◆ Required task: Go through the material and pull out every line with the string "Sundbyberg" in it.

[Recorded information start]

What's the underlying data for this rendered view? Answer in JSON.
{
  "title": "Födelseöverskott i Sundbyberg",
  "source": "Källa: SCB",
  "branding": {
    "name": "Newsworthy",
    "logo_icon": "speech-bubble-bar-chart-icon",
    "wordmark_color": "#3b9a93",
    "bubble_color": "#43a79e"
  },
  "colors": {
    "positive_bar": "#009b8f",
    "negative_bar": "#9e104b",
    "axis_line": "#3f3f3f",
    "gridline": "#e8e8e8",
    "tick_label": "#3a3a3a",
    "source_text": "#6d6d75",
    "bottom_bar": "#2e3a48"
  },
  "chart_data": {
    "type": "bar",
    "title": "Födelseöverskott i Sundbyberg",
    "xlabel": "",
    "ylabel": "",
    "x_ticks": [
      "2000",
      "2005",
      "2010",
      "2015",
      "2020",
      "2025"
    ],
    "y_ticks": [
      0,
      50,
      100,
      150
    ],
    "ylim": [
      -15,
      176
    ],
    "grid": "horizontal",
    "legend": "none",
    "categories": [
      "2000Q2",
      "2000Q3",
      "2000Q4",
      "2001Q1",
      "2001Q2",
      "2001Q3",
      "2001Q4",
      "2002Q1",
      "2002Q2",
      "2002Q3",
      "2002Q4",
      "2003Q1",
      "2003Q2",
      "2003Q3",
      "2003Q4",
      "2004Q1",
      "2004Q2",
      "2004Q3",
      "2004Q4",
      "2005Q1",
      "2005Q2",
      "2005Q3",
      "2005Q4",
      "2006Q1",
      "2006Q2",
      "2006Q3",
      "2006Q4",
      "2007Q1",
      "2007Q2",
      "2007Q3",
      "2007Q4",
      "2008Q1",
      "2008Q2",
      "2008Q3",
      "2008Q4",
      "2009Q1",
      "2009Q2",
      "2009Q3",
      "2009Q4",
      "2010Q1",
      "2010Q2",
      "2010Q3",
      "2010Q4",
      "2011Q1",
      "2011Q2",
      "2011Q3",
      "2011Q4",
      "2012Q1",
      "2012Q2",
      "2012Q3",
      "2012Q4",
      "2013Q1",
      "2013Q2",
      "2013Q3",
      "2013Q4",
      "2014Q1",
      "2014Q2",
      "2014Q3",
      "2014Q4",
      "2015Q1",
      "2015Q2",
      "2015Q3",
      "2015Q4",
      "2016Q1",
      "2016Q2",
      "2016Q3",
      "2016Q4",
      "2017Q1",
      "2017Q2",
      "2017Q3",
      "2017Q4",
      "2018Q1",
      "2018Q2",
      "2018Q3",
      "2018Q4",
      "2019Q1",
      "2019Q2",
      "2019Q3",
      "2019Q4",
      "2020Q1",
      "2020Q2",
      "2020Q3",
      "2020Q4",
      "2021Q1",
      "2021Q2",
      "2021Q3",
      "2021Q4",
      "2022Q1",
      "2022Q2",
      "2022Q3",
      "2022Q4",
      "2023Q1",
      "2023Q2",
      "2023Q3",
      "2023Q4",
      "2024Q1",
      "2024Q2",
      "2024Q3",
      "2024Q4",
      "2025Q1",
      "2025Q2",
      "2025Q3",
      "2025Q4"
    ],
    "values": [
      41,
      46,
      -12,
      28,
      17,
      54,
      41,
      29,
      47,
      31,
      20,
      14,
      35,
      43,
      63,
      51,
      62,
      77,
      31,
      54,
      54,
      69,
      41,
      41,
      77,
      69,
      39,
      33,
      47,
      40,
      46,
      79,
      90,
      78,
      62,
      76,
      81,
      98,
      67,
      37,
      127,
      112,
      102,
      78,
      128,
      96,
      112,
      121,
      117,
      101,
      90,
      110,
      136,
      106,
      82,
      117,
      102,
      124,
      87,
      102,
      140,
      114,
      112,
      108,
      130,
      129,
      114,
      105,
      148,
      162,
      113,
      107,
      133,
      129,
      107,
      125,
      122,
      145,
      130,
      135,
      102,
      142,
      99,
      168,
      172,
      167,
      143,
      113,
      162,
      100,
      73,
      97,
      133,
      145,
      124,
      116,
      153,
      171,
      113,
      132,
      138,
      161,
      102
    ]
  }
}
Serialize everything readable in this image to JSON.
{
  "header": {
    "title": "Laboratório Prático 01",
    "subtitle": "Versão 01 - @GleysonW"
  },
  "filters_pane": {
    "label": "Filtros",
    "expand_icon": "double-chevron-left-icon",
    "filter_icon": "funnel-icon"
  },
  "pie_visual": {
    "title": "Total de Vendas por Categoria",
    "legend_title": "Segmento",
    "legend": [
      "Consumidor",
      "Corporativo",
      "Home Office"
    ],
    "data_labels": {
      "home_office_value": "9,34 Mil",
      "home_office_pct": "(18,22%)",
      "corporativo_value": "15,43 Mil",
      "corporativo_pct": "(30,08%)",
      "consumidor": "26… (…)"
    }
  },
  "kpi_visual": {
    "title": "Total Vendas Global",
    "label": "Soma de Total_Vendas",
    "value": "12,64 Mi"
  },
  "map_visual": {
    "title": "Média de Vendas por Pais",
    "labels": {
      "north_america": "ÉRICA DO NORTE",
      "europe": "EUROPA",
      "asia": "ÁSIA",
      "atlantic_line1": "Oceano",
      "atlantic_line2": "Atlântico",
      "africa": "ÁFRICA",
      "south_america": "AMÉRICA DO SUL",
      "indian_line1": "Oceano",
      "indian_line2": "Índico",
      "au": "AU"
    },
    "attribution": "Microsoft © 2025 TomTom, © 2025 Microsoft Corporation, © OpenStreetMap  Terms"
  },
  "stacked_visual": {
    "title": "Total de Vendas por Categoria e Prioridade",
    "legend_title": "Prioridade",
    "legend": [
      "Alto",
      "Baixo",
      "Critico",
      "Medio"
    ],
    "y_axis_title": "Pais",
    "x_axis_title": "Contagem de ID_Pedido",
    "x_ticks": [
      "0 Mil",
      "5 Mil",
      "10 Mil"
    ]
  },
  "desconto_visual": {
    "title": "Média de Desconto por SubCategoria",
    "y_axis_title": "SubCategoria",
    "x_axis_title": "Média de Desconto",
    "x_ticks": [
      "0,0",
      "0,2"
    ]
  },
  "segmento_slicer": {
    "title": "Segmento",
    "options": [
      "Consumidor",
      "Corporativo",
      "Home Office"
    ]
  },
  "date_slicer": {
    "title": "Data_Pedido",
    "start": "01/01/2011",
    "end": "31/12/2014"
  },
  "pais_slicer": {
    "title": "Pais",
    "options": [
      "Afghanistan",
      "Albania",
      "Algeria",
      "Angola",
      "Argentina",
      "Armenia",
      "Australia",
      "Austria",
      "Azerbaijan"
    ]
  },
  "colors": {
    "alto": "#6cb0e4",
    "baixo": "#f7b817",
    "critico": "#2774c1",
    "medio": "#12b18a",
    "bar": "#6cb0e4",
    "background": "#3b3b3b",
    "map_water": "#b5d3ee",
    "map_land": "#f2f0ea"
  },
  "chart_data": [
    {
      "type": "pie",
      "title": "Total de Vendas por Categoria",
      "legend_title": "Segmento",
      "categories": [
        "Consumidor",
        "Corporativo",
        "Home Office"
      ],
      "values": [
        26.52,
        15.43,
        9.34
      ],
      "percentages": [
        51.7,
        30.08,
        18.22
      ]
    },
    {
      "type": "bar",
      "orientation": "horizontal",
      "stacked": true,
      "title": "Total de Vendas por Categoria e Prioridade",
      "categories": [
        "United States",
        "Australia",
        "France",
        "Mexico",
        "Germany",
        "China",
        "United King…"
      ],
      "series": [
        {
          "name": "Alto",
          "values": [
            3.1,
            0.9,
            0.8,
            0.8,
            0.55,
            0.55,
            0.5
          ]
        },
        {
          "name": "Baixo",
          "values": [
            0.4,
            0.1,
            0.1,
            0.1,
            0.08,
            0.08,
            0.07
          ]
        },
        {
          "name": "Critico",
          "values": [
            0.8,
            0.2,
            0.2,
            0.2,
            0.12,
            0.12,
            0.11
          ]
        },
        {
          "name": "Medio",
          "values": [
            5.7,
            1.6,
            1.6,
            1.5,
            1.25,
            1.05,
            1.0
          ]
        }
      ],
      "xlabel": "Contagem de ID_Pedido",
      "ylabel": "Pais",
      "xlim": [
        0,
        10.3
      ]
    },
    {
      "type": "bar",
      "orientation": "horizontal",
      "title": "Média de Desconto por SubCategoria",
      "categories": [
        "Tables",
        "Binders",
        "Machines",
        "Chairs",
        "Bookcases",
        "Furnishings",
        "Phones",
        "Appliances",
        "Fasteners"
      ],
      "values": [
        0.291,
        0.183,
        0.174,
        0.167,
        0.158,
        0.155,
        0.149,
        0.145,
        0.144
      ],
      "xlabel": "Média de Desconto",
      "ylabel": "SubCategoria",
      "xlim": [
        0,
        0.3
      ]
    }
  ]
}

[Recorded information end]

◆ Finished exercise:
  "title": "Födelseöverskott i Sundbyberg",
    "title": "Födelseöverskott i Sundbyberg",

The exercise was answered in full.